>> Start

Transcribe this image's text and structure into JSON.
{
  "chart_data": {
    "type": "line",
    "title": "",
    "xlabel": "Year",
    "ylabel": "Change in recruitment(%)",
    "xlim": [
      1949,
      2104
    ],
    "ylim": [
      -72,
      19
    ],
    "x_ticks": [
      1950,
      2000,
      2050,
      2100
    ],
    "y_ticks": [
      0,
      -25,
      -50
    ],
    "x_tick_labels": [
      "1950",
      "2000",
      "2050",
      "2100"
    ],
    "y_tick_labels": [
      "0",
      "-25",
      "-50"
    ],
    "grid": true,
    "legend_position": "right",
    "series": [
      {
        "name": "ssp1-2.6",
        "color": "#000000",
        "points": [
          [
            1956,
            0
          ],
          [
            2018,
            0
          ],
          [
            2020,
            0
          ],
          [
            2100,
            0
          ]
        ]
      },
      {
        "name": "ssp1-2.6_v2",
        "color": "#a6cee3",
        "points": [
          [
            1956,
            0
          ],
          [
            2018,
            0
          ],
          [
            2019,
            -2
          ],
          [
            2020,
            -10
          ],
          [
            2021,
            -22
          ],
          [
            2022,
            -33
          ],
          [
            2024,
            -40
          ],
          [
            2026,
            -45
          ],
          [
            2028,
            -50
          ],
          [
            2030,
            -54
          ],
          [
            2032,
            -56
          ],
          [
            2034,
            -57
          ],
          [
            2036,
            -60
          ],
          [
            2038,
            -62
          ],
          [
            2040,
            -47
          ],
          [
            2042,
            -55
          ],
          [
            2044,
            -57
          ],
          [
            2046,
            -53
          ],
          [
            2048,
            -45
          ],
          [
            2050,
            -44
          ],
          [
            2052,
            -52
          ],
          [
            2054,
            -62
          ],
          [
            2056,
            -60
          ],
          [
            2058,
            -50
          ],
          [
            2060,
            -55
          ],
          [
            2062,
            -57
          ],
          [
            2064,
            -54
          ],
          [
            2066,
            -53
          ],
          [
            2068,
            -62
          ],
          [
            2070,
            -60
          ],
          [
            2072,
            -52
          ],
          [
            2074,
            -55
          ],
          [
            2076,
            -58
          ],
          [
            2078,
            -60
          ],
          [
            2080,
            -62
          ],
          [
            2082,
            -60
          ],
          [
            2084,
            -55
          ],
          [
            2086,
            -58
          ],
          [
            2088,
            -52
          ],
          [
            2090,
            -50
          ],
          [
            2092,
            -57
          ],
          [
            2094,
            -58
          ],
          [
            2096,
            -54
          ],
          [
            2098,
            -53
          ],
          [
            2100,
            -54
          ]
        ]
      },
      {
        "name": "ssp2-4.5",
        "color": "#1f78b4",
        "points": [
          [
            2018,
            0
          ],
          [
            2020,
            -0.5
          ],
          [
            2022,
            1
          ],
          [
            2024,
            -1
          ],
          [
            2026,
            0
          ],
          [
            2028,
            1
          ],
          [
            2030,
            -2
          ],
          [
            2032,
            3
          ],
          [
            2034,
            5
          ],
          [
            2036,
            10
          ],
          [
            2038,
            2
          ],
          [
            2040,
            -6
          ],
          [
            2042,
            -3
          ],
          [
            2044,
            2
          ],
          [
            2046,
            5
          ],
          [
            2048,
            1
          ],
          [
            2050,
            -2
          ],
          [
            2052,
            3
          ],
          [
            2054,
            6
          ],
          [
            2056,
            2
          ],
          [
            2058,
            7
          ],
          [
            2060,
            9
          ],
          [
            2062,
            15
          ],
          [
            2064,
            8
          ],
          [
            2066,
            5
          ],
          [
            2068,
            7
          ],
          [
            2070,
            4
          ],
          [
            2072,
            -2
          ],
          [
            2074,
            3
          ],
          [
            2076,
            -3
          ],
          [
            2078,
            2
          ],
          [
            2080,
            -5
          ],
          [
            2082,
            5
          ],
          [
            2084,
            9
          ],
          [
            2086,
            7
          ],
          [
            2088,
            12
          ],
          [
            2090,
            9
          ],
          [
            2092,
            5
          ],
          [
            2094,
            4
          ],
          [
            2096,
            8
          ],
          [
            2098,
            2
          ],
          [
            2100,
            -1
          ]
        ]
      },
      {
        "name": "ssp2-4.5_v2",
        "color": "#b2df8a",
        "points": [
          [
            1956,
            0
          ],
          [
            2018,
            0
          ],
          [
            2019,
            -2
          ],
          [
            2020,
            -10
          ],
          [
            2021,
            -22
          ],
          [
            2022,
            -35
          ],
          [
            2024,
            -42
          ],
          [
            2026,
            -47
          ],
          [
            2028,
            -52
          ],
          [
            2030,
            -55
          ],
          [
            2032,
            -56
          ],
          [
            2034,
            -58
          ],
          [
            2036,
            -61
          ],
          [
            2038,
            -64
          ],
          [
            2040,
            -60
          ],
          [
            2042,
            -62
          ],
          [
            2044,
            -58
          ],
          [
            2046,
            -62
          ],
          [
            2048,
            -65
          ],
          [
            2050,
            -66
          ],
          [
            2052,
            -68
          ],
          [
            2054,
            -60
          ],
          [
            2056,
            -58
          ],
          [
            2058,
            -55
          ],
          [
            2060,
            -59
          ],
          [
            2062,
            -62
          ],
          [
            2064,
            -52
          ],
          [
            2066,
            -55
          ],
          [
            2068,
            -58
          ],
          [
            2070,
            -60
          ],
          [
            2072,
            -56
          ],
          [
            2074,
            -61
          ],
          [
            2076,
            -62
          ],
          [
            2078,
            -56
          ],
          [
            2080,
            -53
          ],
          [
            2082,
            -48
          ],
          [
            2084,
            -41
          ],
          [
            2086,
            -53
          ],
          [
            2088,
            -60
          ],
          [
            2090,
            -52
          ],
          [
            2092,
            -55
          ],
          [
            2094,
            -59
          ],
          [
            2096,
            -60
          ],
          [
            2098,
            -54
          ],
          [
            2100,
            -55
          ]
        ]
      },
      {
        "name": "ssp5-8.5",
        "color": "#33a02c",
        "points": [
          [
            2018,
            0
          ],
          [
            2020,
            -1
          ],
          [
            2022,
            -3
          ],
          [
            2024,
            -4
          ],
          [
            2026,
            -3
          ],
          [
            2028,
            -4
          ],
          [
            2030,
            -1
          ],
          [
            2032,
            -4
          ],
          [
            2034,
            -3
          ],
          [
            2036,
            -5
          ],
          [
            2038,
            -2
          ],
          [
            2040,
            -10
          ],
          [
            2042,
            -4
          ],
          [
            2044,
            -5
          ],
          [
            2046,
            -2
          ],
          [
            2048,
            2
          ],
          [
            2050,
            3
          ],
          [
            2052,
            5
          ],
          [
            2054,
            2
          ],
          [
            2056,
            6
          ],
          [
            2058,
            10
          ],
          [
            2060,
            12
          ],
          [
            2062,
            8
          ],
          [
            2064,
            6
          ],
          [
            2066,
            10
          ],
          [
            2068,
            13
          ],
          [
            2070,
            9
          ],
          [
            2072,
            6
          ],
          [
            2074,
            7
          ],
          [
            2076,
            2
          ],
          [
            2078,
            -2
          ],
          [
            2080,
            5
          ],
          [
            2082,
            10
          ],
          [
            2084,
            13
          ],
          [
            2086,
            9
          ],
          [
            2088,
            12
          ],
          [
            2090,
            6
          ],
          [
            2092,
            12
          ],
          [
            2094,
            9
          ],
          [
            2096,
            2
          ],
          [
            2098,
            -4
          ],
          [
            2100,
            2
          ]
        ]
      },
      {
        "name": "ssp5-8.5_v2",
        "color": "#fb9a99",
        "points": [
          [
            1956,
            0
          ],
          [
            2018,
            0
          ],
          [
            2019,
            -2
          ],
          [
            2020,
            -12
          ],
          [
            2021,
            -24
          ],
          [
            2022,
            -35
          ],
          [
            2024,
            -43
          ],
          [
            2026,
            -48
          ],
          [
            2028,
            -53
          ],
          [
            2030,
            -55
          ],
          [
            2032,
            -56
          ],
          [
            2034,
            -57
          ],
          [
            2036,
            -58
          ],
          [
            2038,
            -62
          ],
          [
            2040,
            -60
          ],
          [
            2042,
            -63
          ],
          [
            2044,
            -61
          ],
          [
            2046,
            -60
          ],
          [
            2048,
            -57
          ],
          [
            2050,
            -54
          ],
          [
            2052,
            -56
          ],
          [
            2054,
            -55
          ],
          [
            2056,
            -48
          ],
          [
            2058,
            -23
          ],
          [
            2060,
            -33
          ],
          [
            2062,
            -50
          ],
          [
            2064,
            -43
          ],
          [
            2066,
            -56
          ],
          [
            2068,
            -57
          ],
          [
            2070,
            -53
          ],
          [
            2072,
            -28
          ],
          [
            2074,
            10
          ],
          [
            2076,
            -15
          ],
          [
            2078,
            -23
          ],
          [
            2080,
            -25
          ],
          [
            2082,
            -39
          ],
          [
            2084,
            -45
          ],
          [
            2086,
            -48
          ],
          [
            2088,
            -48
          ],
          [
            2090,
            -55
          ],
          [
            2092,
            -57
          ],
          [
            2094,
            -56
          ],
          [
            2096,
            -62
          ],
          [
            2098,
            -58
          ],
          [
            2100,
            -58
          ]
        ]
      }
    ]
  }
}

>> End

__Task to carry out__
List each line of the entries that holds the string "color".

__Output of the task__
        "color": "#000000",
        "color": "#a6cee3",
        "color": "#1f78b4",
        "color": "#b2df8a",
        "color": "#33a02c",
        "color": "#fb9a99",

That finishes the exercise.